-- Start Records provided --
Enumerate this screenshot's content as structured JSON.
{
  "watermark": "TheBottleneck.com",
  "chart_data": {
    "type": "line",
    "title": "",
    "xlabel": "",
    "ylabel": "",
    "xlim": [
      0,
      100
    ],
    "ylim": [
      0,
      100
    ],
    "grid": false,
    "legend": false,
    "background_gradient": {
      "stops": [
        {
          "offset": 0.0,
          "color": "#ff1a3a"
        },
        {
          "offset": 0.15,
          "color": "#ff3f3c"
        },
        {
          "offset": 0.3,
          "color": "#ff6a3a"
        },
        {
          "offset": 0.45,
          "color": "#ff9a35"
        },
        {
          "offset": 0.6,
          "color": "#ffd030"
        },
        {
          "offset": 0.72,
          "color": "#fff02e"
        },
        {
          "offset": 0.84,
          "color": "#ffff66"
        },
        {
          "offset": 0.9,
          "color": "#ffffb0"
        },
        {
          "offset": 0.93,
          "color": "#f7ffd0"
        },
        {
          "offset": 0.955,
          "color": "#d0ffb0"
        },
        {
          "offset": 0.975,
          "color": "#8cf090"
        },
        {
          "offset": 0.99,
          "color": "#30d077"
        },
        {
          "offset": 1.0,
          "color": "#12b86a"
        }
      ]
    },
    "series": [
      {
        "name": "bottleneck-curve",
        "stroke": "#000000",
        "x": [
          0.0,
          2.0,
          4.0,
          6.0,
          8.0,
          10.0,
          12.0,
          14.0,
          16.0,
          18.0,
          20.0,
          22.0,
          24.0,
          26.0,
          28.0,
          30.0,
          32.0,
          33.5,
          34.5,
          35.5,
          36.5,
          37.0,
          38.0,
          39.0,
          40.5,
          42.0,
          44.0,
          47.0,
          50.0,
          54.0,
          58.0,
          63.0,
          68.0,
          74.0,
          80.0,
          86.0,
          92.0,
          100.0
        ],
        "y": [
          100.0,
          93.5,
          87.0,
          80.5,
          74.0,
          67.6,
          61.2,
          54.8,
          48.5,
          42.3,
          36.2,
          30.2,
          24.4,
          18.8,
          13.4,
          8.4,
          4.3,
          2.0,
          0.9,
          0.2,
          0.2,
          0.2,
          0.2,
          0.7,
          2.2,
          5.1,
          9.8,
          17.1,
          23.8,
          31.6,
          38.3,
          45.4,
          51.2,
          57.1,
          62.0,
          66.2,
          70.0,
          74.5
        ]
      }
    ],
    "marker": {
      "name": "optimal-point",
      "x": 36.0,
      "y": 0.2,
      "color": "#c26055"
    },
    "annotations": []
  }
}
-- End Records provided --
Which lines include the word "name"? List them all.

The answer:
        "name": "bottleneck-curve",
      "name": "optimal-point",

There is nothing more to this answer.